▸ TASK REQUIREMENTS:
A word-for-word copy of the listing is needed. Retype it in full.

▸ RECORDS SUPPLIED:
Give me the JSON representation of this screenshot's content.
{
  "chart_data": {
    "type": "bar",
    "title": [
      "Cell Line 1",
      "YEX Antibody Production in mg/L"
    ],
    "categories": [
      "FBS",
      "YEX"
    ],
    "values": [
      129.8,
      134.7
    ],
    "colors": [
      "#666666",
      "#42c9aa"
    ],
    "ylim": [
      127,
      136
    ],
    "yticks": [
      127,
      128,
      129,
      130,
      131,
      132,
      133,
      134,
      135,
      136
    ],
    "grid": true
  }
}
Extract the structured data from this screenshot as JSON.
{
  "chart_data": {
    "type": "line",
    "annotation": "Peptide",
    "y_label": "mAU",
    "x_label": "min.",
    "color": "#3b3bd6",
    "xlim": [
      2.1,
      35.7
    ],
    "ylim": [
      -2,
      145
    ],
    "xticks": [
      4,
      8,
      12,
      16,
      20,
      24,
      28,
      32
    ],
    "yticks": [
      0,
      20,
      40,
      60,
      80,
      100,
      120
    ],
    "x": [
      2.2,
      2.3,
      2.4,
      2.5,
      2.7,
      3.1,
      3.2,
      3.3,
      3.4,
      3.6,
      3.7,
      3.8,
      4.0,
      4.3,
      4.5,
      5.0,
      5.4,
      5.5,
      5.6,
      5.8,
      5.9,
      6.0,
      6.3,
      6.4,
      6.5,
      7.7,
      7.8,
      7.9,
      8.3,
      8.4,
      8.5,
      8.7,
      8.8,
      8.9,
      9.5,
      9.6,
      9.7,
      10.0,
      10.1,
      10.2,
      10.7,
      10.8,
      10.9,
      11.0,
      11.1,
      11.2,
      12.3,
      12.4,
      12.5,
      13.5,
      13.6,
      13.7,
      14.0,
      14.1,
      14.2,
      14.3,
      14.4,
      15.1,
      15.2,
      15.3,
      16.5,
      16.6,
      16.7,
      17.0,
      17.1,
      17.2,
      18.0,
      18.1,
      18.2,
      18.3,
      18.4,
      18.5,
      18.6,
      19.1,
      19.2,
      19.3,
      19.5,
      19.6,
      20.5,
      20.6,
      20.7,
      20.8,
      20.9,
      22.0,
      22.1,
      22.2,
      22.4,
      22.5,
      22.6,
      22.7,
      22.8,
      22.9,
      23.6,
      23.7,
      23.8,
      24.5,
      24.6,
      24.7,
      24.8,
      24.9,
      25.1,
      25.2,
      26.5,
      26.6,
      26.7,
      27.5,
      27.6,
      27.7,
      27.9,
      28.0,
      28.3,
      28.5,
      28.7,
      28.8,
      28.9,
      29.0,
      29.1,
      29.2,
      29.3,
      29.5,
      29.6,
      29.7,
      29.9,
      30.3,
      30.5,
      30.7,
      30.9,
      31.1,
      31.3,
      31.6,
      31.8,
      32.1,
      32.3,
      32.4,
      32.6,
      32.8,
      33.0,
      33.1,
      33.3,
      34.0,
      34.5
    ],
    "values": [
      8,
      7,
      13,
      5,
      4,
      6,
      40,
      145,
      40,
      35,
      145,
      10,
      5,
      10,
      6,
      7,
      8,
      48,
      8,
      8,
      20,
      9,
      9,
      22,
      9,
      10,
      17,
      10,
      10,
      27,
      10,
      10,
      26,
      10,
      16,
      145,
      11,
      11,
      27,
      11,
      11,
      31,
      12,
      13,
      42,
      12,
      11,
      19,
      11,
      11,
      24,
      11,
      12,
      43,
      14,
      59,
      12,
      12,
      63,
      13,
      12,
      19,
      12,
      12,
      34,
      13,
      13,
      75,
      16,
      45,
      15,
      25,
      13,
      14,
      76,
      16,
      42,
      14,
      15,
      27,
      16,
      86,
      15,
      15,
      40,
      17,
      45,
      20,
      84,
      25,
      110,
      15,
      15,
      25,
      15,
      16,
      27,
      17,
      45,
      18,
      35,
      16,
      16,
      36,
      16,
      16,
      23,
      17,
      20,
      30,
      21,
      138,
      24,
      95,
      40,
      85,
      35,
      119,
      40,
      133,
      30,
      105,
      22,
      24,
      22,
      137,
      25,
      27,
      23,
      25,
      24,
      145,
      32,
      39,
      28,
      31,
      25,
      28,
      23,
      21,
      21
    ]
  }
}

▸ SOLUTION BELOW:
Give me the JSON representation of this screenshot's content.
{
  "chart_data": {
    "type": "bar",
    "title": [
      "Cell Line 1",
      "YEX Antibody Production in mg/L"
    ],
    "categories": [
      "FBS",
      "YEX"
    ],
    "values": [
      129.8,
      134.7
    ],
    "colors": [
      "#666666",
      "#42c9aa"
    ],
    "ylim": [
      127,
      136
    ],
    "yticks": [
      127,
      128,
      129,
      130,
      131,
      132,
      133,
      134,
      135,
      136
    ],
    "grid": true
  }
}
Extract the structured data from this screenshot as JSON.
{
  "chart_data": {
    "type": "line",
    "annotation": "Peptide",
    "y_label": "mAU",
    "x_label": "min.",
    "color": "#3b3bd6",
    "xlim": [
      2.1,
      35.7
    ],
    "ylim": [
      -2,
      145
    ],
    "xticks": [
      4,
      8,
      12,
      16,
      20,
      24,
      28,
      32
    ],
    "yticks": [
      0,
      20,
      40,
      60,
      80,
      100,
      120
    ],
    "x": [
      2.2,
      2.3,
      2.4,
      2.5,
      2.7,
      3.1,
      3.2,
      3.3,
      3.4,
      3.6,
      3.7,
      3.8,
      4.0,
      4.3,
      4.5,
      5.0,
      5.4,
      5.5,
      5.6,
      5.8,
      5.9,
      6.0,
      6.3,
      6.4,
      6.5,
      7.7,
      7.8,
      7.9,
      8.3,
      8.4,
      8.5,
      8.7,
      8.8,
      8.9,
      9.5,
      9.6,
      9.7,
      10.0,
      10.1,
      10.2,
      10.7,
      10.8,
      10.9,
      11.0,
      11.1,
      11.2,
      12.3,
      12.4,
      12.5,
      13.5,
      13.6,
      13.7,
      14.0,
      14.1,
      14.2,
      14.3,
      14.4,
      15.1,
      15.2,
      15.3,
      16.5,
      16.6,
      16.7,
      17.0,
      17.1,
      17.2,
      18.0,
      18.1,
      18.2,
      18.3,
      18.4,
      18.5,
      18.6,
      19.1,
      19.2,
      19.3,
      19.5,
      19.6,
      20.5,
      20.6,
      20.7,
      20.8,
      20.9,
      22.0,
      22.1,
      22.2,
      22.4,
      22.5,
      22.6,
      22.7,
      22.8,
      22.9,
      23.6,
      23.7,
      23.8,
      24.5,
      24.6,
      24.7,
      24.8,
      24.9,
      25.1,
      25.2,
      26.5,
      26.6,
      26.7,
      27.5,
      27.6,
      27.7,
      27.9,
      28.0,
      28.3,
      28.5,
      28.7,
      28.8,
      28.9,
      29.0,
      29.1,
      29.2,
      29.3,
      29.5,
      29.6,
      29.7,
      29.9,
      30.3,
      30.5,
      30.7,
      30.9,
      31.1,
      31.3,
      31.6,
      31.8,
      32.1,
      32.3,
      32.4,
      32.6,
      32.8,
      33.0,
      33.1,
      33.3,
      34.0,
      34.5
    ],
    "values": [
      8,
      7,
      13,
      5,
      4,
      6,
      40,
      145,
      40,
      35,
      145,
      10,
      5,
      10,
      6,
      7,
      8,
      48,
      8,
      8,
      20,
      9,
      9,
      22,
      9,
      10,
      17,
      10,
      10,
      27,
      10,
      10,
      26,
      10,
      16,
      145,
      11,
      11,
      27,
      11,
      11,
      31,
      12,
      13,
      42,
      12,
      11,
      19,
      11,
      11,
      24,
      11,
      12,
      43,
      14,
      59,
      12,
      12,
      63,
      13,
      12,
      19,
      12,
      12,
      34,
      13,
      13,
      75,
      16,
      45,
      15,
      25,
      13,
      14,
      76,
      16,
      42,
      14,
      15,
      27,
      16,
      86,
      15,
      15,
      40,
      17,
      45,
      20,
      84,
      25,
      110,
      15,
      15,
      25,
      15,
      16,
      27,
      17,
      45,
      18,
      35,
      16,
      16,
      36,
      16,
      16,
      23,
      17,
      20,
      30,
      21,
      138,
      24,
      95,
      40,
      85,
      35,
      119,
      40,
      133,
      30,
      105,
      22,
      24,
      22,
      137,
      25,
      27,
      23,
      25,
      24,
      145,
      32,
      39,
      28,
      31,
      25,
      28,
      23,
      21,
      21
    ]
  }
}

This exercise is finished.